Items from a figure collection
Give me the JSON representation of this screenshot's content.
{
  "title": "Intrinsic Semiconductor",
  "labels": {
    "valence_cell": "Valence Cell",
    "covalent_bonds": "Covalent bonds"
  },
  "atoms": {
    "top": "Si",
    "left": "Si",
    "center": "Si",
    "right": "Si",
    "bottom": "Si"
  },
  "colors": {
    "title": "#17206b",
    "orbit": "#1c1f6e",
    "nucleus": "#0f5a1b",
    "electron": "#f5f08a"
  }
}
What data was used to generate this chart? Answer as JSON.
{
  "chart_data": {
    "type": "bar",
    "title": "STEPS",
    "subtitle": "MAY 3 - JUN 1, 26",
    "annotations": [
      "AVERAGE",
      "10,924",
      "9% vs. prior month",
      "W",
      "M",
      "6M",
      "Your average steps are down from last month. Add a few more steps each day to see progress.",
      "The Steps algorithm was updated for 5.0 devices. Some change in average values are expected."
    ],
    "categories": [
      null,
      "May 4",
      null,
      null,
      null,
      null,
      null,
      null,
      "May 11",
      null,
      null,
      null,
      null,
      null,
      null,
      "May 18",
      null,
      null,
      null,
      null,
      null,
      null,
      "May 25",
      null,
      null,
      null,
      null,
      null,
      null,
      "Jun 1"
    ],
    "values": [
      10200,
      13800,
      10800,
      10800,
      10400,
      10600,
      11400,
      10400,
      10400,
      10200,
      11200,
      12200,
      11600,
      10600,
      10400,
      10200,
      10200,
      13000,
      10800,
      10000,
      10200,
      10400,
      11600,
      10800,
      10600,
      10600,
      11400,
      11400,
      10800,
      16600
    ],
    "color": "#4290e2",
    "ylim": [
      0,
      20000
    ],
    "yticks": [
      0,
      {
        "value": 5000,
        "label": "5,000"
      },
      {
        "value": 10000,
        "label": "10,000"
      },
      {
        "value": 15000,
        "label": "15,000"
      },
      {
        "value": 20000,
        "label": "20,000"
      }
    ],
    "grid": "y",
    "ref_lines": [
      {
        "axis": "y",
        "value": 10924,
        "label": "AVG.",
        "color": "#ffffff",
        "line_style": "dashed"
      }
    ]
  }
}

* WORK INSTRUCTIONS
Which lines hold the word "this"? Return all of them from the records above.

* EXPECTED ANSWER
Give me the JSON representation of this screenshot's content.
What data was used to generate this chart? Answer as JSON.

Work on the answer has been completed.